TASK DIRECTIONS:
Below are the records; locate each line with the word "födelsenetto" and copy it.
##### RECORDS FOR THIS EXERCISE
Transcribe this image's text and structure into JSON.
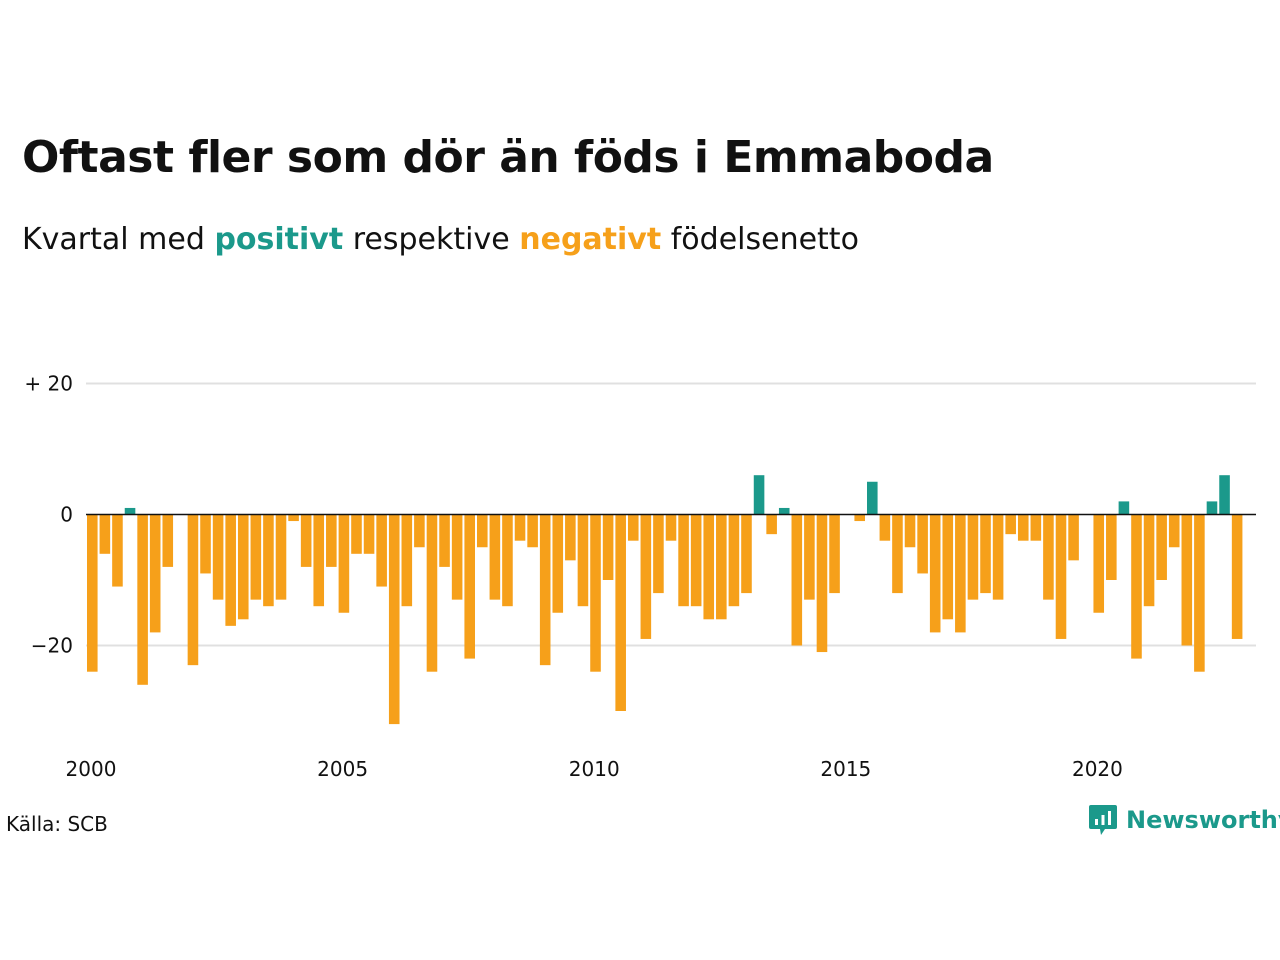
{
  "title": "Oftast fler som dör än föds i Emmaboda",
  "subtitle": {
    "prefix": "Kvartal med",
    "positive_word": "positivt",
    "middle": "respektive",
    "negative_word": "negativt",
    "suffix": "födelsenetto"
  },
  "source": "Källa: SCB",
  "brand": {
    "name": "Newsworthy",
    "icon": "newsworthy-logo-icon"
  },
  "colors": {
    "positive": "#1b998b",
    "negative": "#f6a01a",
    "grid": "#e0e0e0",
    "zero_line": "#111111"
  },
  "chart_data": {
    "type": "bar",
    "title": "Oftast fler som dör än föds i Emmaboda",
    "subtitle": "Kvartal med positivt respektive negativt födelsenetto",
    "xlabel": "",
    "ylabel": "",
    "ylim": [
      -35,
      27
    ],
    "xlim": [
      2000,
      2023.25
    ],
    "y_ticks": [
      {
        "value": 20,
        "label": "+ 20"
      },
      {
        "value": 0,
        "label": "0"
      },
      {
        "value": -20,
        "label": "−20"
      }
    ],
    "x_ticks": [
      {
        "value": 2000,
        "label": "2000"
      },
      {
        "value": 2005,
        "label": "2005"
      },
      {
        "value": 2010,
        "label": "2010"
      },
      {
        "value": 2015,
        "label": "2015"
      },
      {
        "value": 2020,
        "label": "2020"
      }
    ],
    "grid": true,
    "legend": "none",
    "series": [
      {
        "start": "2000 Q1",
        "period": "quarter",
        "values": [
          -24,
          -6,
          -11,
          1,
          -26,
          -18,
          -8,
          0,
          -23,
          -9,
          -13,
          -17,
          -16,
          -13,
          -14,
          -13,
          -1,
          -8,
          -14,
          -8,
          -15,
          -6,
          -6,
          -11,
          -32,
          -14,
          -5,
          -24,
          -8,
          -13,
          -22,
          -5,
          -13,
          -14,
          -4,
          -5,
          -23,
          -15,
          -7,
          -14,
          -24,
          -10,
          -30,
          -4,
          -19,
          -12,
          -4,
          -14,
          -14,
          -16,
          -16,
          -14,
          -12,
          6,
          -3,
          1,
          -20,
          -13,
          -21,
          -12,
          0,
          -1,
          5,
          -4,
          -12,
          -5,
          -9,
          -18,
          -16,
          -18,
          -13,
          -12,
          -13,
          -3,
          -4,
          -4,
          -13,
          -19,
          -7,
          0,
          -15,
          -10,
          2,
          -22,
          -14,
          -10,
          -5,
          -20,
          -24,
          2,
          6,
          -19
        ]
      }
    ]
  }
}
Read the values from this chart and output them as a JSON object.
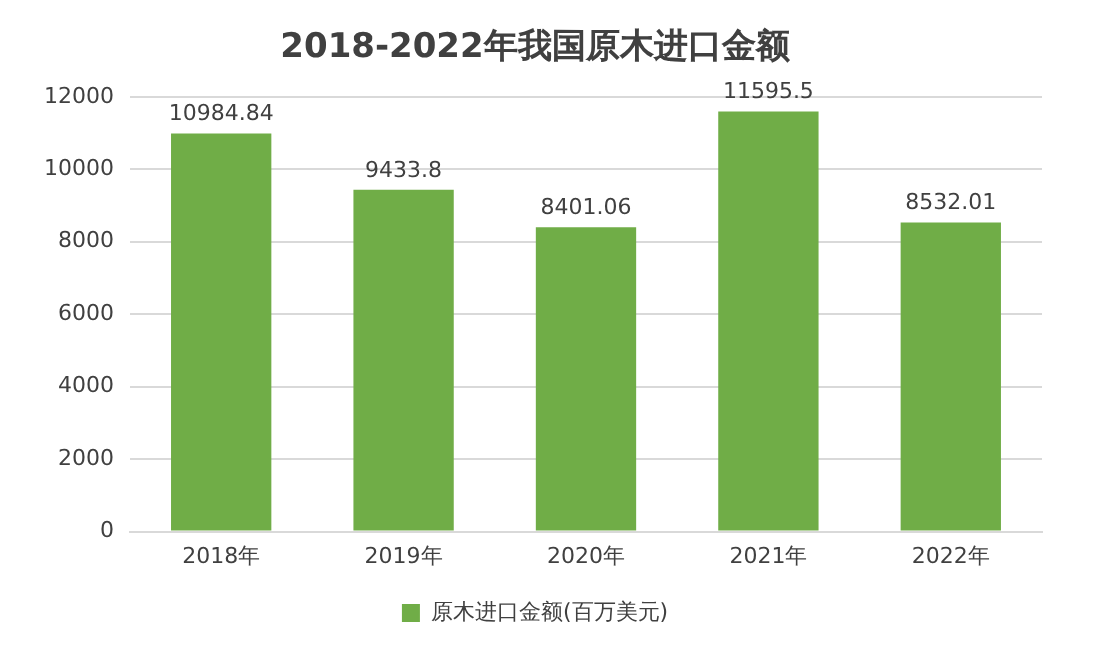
##########
EXERCISE RESULT:
    "suffix": "födelsenetto"
    "subtitle": "Kvartal med positivt respektive negativt födelsenetto",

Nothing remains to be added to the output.